### YOUR TASK
Leave out pictures; repeat exactly the lines from the "Decode this image" line through the last of the data below.
### MATERIAL
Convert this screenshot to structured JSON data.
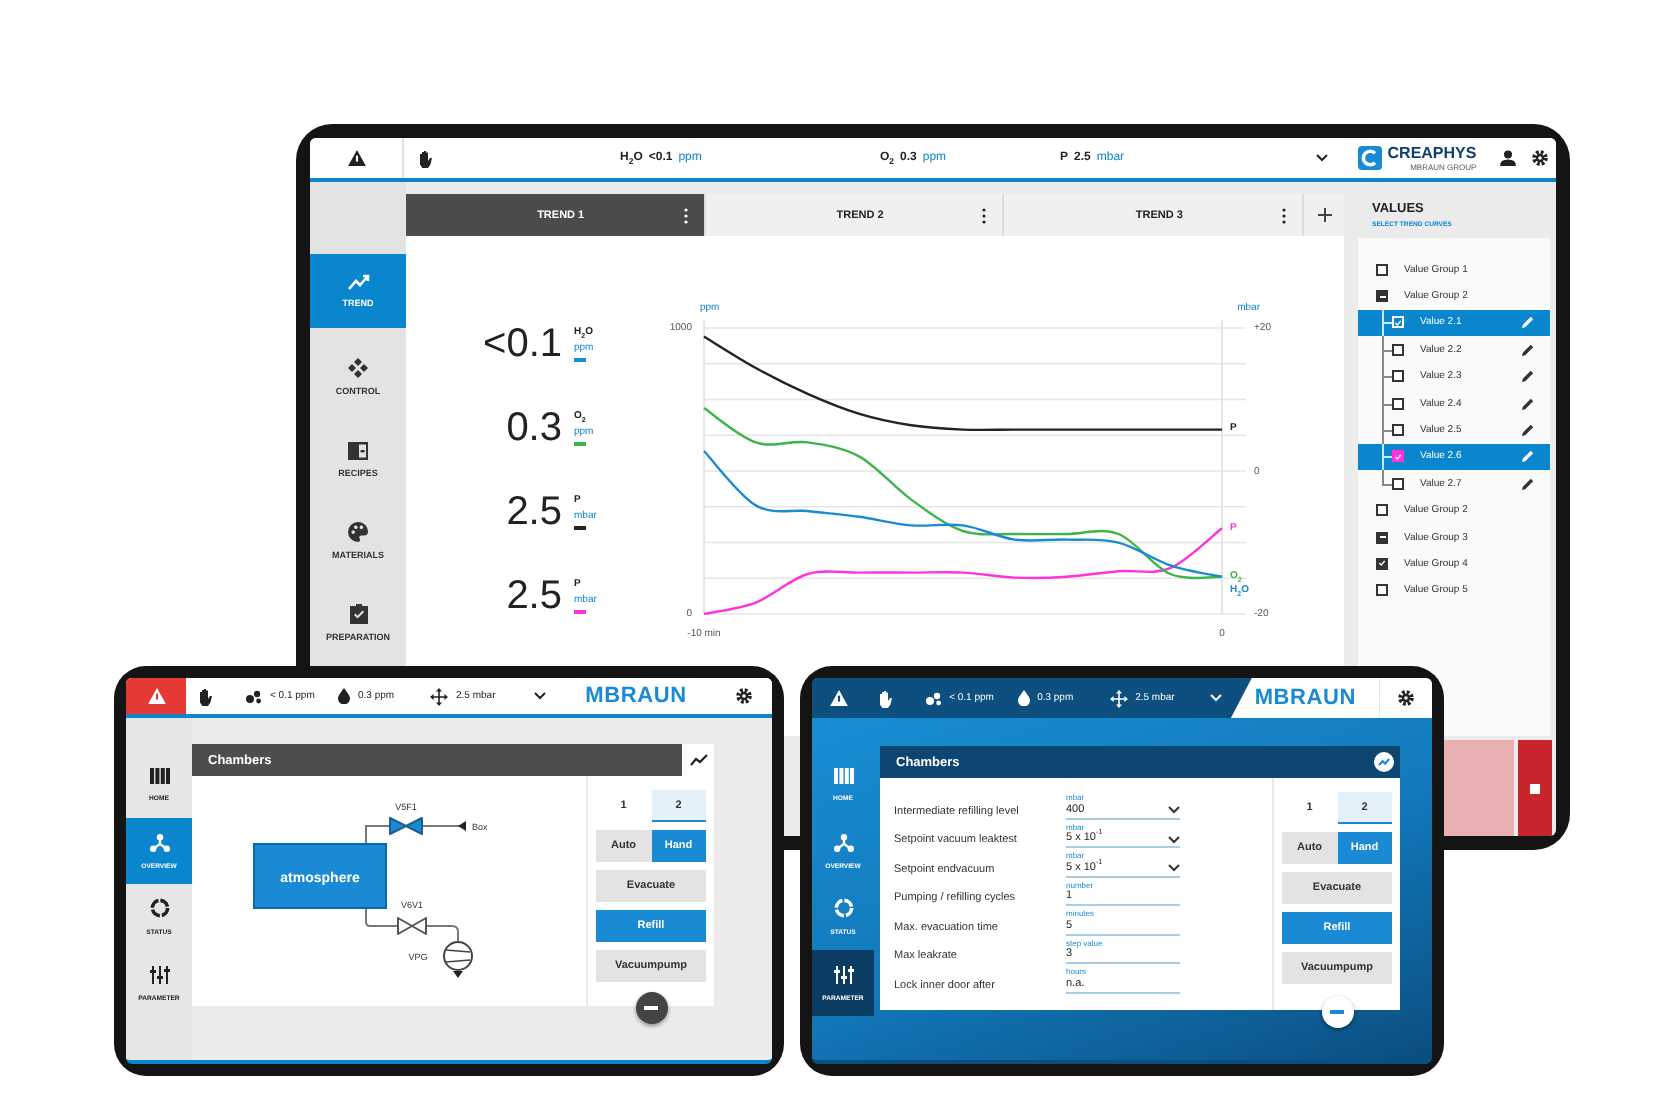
{
  "main_tablet": {
    "top_bar": {
      "readings": [
        {
          "label": "H$_{2}$O",
          "value": "<0.1",
          "unit": "ppm"
        },
        {
          "label": "O$_{2}$",
          "value": "0.3",
          "unit": "ppm"
        },
        {
          "label": "P",
          "value": "2.5",
          "unit": "mbar"
        }
      ],
      "logo": {
        "name": "CREAPHYS",
        "tagline": "MBRAUN GROUP"
      }
    },
    "sidebar": {
      "items": [
        {
          "label": "TREND",
          "selected": true
        },
        {
          "label": "CONTROL",
          "selected": false
        },
        {
          "label": "RECIPES",
          "selected": false
        },
        {
          "label": "MATERIALS",
          "selected": false
        },
        {
          "label": "PREPARATION",
          "selected": false
        }
      ]
    },
    "tabs": [
      {
        "label": "TREND 1",
        "selected": true
      },
      {
        "label": "TREND 2",
        "selected": false
      },
      {
        "label": "TREND 3",
        "selected": false
      }
    ],
    "readouts": [
      {
        "value": "<0.1",
        "label": "H$_{2}$O",
        "unit": "ppm",
        "color": "#1a8ad4"
      },
      {
        "value": "0.3",
        "label": "O$_{2}$",
        "unit": "ppm",
        "color": "#3cb54a"
      },
      {
        "value": "2.5",
        "label": "P",
        "unit": "mbar",
        "color": "#222222"
      },
      {
        "value": "2.5",
        "label": "P",
        "unit": "mbar",
        "color": "#ff33dd"
      }
    ],
    "chart": {
      "left_unit": "ppm",
      "right_unit": "mbar",
      "right_ticks": [
        "+20",
        "0",
        "-20"
      ],
      "chart_data": {
        "type": "line",
        "x": [
          -10,
          -9,
          -8,
          -7,
          -6,
          -5,
          -4,
          -3,
          -2,
          -1,
          0
        ],
        "xlim": [
          -10,
          0
        ],
        "xticks": [
          {
            "value": -10,
            "label": "-10 min"
          },
          {
            "value": 0,
            "label": "0"
          }
        ],
        "ylim": [
          0,
          1000
        ],
        "yticks": [
          0,
          1000
        ],
        "series": [
          {
            "name": "P",
            "color": "#222222",
            "values": [
              970,
              860,
              770,
              700,
              660,
              645,
              645,
              645,
              645,
              645,
              645
            ]
          },
          {
            "name": "P",
            "color": "#ff33dd",
            "values": [
              0,
              40,
              140,
              145,
              145,
              145,
              127,
              130,
              150,
              160,
              300
            ]
          },
          {
            "name": "O$_{2}$",
            "color": "#3cb54a",
            "values": [
              720,
              600,
              600,
              550,
              400,
              290,
              280,
              280,
              280,
              140,
              130
            ]
          },
          {
            "name": "H$_{2}$O",
            "color": "#1a8ad4",
            "values": [
              570,
              380,
              360,
              340,
              310,
              310,
              260,
              260,
              250,
              170,
              130
            ]
          }
        ]
      }
    },
    "values_panel": {
      "title": "VALUES",
      "subtitle": "SELECT TREND CURVES",
      "items": [
        {
          "label": "Value Group 1",
          "checked": false,
          "partial": false,
          "selected": false
        },
        {
          "label": "Value Group 2",
          "checked": false,
          "partial": true,
          "selected": false,
          "children": [
            {
              "label": "Value 2.1",
              "checked": true,
              "selected": true
            },
            {
              "label": "Value 2.2",
              "checked": false,
              "selected": false
            },
            {
              "label": "Value 2.3",
              "checked": false,
              "selected": false
            },
            {
              "label": "Value 2.4",
              "checked": false,
              "selected": false
            },
            {
              "label": "Value 2.5",
              "checked": false,
              "selected": false
            },
            {
              "label": "Value 2.6",
              "checked": true,
              "selected": true,
              "color": "#ff33dd"
            },
            {
              "label": "Value 2.7",
              "checked": false,
              "selected": false
            }
          ]
        },
        {
          "label": "Value Group 2",
          "checked": false,
          "partial": false,
          "selected": false
        },
        {
          "label": "Value Group 3",
          "checked": false,
          "partial": true,
          "selected": false
        },
        {
          "label": "Value Group 4",
          "checked": true,
          "partial": false,
          "selected": false
        },
        {
          "label": "Value Group 5",
          "checked": false,
          "partial": false,
          "selected": false
        }
      ]
    }
  },
  "left_tablet": {
    "top_bar": {
      "alarm": true,
      "readings": [
        "< 0.1 ppm",
        "0.3 ppm",
        "2.5 mbar"
      ],
      "logo": "MBRAUN"
    },
    "sidebar": {
      "items": [
        {
          "label": "HOME",
          "selected": false
        },
        {
          "label": "OVERVIEW",
          "selected": true
        },
        {
          "label": "STATUS",
          "selected": false
        },
        {
          "label": "PARAMETER",
          "selected": false
        }
      ]
    },
    "panel": {
      "title": "Chambers",
      "kind": "diagram",
      "diagram": {
        "tank": "atmosphere",
        "valves": [
          {
            "label": "V5F1",
            "open": true
          },
          {
            "label": "V6V1",
            "open": false
          }
        ],
        "pump": "VPG",
        "inlet": "Box"
      }
    },
    "controls": {
      "chambers": [
        {
          "label": "1",
          "selected": false
        },
        {
          "label": "2",
          "selected": true
        }
      ],
      "modes": [
        {
          "label": "Auto",
          "selected": false
        },
        {
          "label": "Hand",
          "selected": true
        }
      ],
      "actions": [
        {
          "label": "Evacuate",
          "active": false
        },
        {
          "label": "Refill",
          "active": true
        },
        {
          "label": "Vacuumpump",
          "active": false
        }
      ]
    }
  },
  "right_tablet": {
    "top_bar": {
      "alarm": false,
      "readings": [
        "< 0.1 ppm",
        "0.3 ppm",
        "2.5 mbar"
      ],
      "logo": "MBRAUN"
    },
    "sidebar": {
      "items": [
        {
          "label": "HOME",
          "selected": false
        },
        {
          "label": "OVERVIEW",
          "selected": false
        },
        {
          "label": "STATUS",
          "selected": false
        },
        {
          "label": "PARAMETER",
          "selected": true
        }
      ]
    },
    "panel": {
      "title": "Chambers",
      "kind": "parameters",
      "parameters": [
        {
          "label": "Intermediate refilling level",
          "unit": "mbar",
          "value": "400",
          "dropdown": true
        },
        {
          "label": "Setpoint vacuum leaktest",
          "unit": "mbar",
          "value": "5 x 10$^{-1}$",
          "dropdown": true
        },
        {
          "label": "Setpoint endvacuum",
          "unit": "mbar",
          "value": "5 x 10$^{-1}$",
          "dropdown": true
        },
        {
          "label": "Pumping / refilling cycles",
          "unit": "number",
          "value": "1",
          "dropdown": false
        },
        {
          "label": "Max. evacuation time",
          "unit": "minutes",
          "value": "5",
          "dropdown": false
        },
        {
          "label": "Max leakrate",
          "unit": "step value",
          "value": "3",
          "dropdown": false
        },
        {
          "label": "Lock inner door after",
          "unit": "hours",
          "value": "n.a.",
          "dropdown": false
        }
      ]
    },
    "controls": {
      "chambers": [
        {
          "label": "1",
          "selected": false
        },
        {
          "label": "2",
          "selected": true
        }
      ],
      "modes": [
        {
          "label": "Auto",
          "selected": false
        },
        {
          "label": "Hand",
          "selected": true
        }
      ],
      "actions": [
        {
          "label": "Evacuate",
          "active": false
        },
        {
          "label": "Refill",
          "active": true
        },
        {
          "label": "Vacuumpump",
          "active": false
        }
      ]
    }
  }
}
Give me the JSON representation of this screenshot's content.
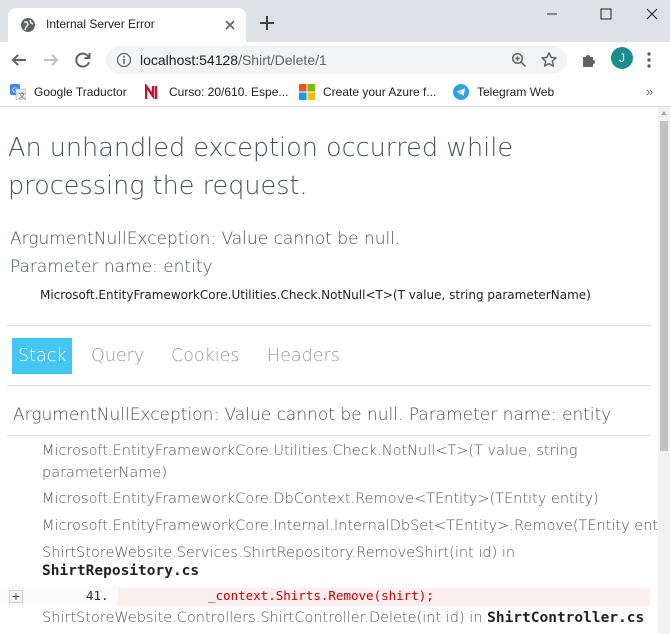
{
  "browser": {
    "tab_title": "Internal Server Error",
    "url_host": "localhost:54128",
    "url_path": "/Shirt/Delete/1",
    "avatar_letter": "J",
    "bookmarks": [
      {
        "label": "Google Traductor",
        "icon": "google-translate-icon"
      },
      {
        "label": "Curso: 20/610. Espe...",
        "icon": "ni-logo-icon"
      },
      {
        "label": "Create your Azure f...",
        "icon": "microsoft-logo-icon"
      },
      {
        "label": "Telegram Web",
        "icon": "telegram-icon"
      }
    ],
    "bookmarks_more": "»"
  },
  "page": {
    "title": "An unhandled exception occurred while processing the request.",
    "exception_type": "ArgumentNullException: Value cannot be null.",
    "exception_param": "Parameter name: entity",
    "exception_location": "Microsoft.EntityFrameworkCore.Utilities.Check.NotNull<T>(T value, string parameterName)",
    "tabs": [
      "Stack",
      "Query",
      "Cookies",
      "Headers"
    ],
    "selected_tab": "Stack",
    "stack_title": "ArgumentNullException: Value cannot be null. Parameter name: entity",
    "frames": [
      {
        "method": "Microsoft.EntityFrameworkCore.Utilities.Check.NotNull<T>(T value, string parameterName)"
      },
      {
        "method": "Microsoft.EntityFrameworkCore.DbContext.Remove<TEntity>(TEntity entity)"
      },
      {
        "method": "Microsoft.EntityFrameworkCore.Internal.InternalDbSet<TEntity>.Remove(TEntity entity)"
      },
      {
        "method": "ShirtStoreWebsite.Services.ShirtRepository.RemoveShirt(int id) in",
        "file": "ShirtRepository.cs"
      },
      {
        "method": "ShirtStoreWebsite.Controllers.ShirtController.Delete(int id) in",
        "file": "ShirtController.cs"
      }
    ],
    "code": {
      "expander": "+",
      "line_number": "41.",
      "source": "_context.Shirts.Remove(shirt);"
    }
  },
  "colors": {
    "accent": "#44c5f2",
    "heading": "#44525e",
    "error_code": "#cc0000"
  }
}
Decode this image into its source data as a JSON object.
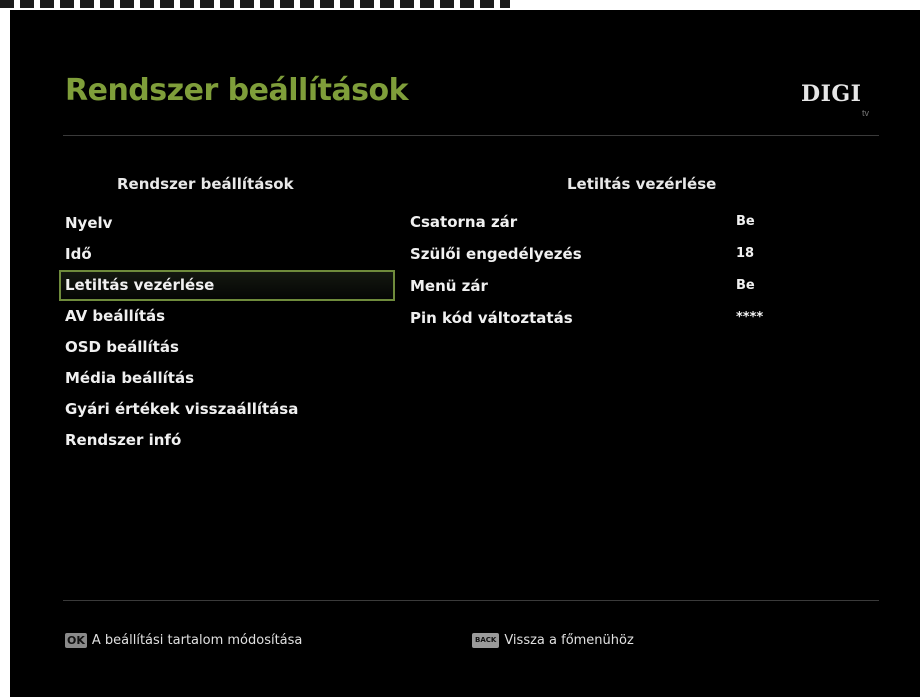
{
  "header": {
    "title": "Rendszer beállítások",
    "brand": "DIGI",
    "brand_sub": "tv"
  },
  "left_column": {
    "heading": "Rendszer beállítások",
    "items": [
      {
        "label": "Nyelv"
      },
      {
        "label": "Idő"
      },
      {
        "label": "Letiltás vezérlése",
        "selected": true
      },
      {
        "label": "AV beállítás"
      },
      {
        "label": "OSD beállítás"
      },
      {
        "label": "Média beállítás"
      },
      {
        "label": "Gyári értékek visszaállítása"
      },
      {
        "label": "Rendszer infó"
      }
    ]
  },
  "right_column": {
    "heading": "Letiltás vezérlése",
    "rows": [
      {
        "label": "Csatorna zár",
        "value": "Be"
      },
      {
        "label": "Szülői engedélyezés",
        "value": "18"
      },
      {
        "label": "Menü zár",
        "value": "Be"
      },
      {
        "label": "Pin kód változtatás",
        "value": "****"
      }
    ]
  },
  "footer": {
    "ok_key": "OK",
    "ok_hint": "A beállítási tartalom módosítása",
    "back_key": "BACK",
    "back_hint": "Vissza a főmenühöz"
  },
  "colors": {
    "accent": "#7f9e3a",
    "selection_border": "#6f8b3c",
    "background": "#000000",
    "text": "#f0f0f0"
  }
}
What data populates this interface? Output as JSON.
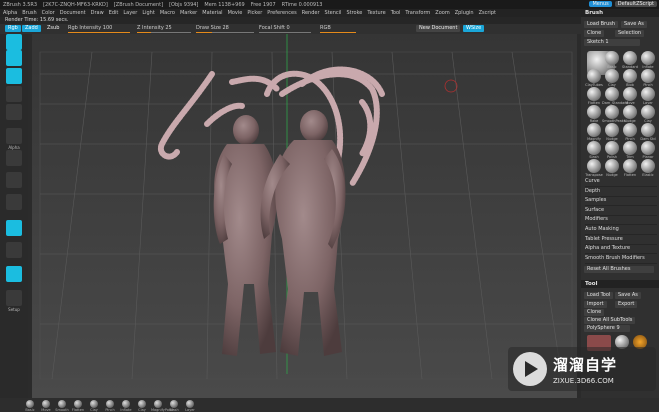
######
### TASK RESPONSE
Decode this image into its source data as a JSON object.
{
  "header": {
    "title": "Rendszer beállítások",
    "brand": "DIGI",
    "brand_sub": "tv"
  },
  "left_column": {
    "heading": "Rendszer beállítások",
    "items": [
      {
        "label": "Nyelv"
      },
      {
        "label": "Idő"
      },
      {
        "label": "Letiltás vezérlése",
        "selected": true
      },
      {
        "label": "AV beállítás"
      },
      {
        "label": "OSD beállítás"
      },
      {
        "label": "Média beállítás"
      },
      {
        "label": "Gyári értékek visszaállítása"
      },
      {
        "label": "Rendszer infó"
      }
    ]
  },
  "right_column": {
    "heading": "Letiltás vezérlése",
    "rows": [
      {
        "label": "Csatorna zár",
        "value": "Be"
      },
      {
        "label": "Szülői engedélyezés",
        "value": "18"
      },
      {
        "label": "Menü zár",
        "value": "Be"
      },
      {
        "label": "Pin kód változtatás",
        "value": "****"
      }
    ]
  },
  "footer": {
    "ok_key": "OK",
    "ok_hint": "A beállítási tartalom módosítása",
    "back_key": "BACK",
    "back_hint": "Vissza a főmenühöz"
  },
  "colors": {
    "accent": "#7f9e3a",
    "selection_border": "#6f8b3c",
    "background": "#000000",
    "text": "#f0f0f0"
  }
}
What data populates this interface? Output as JSON.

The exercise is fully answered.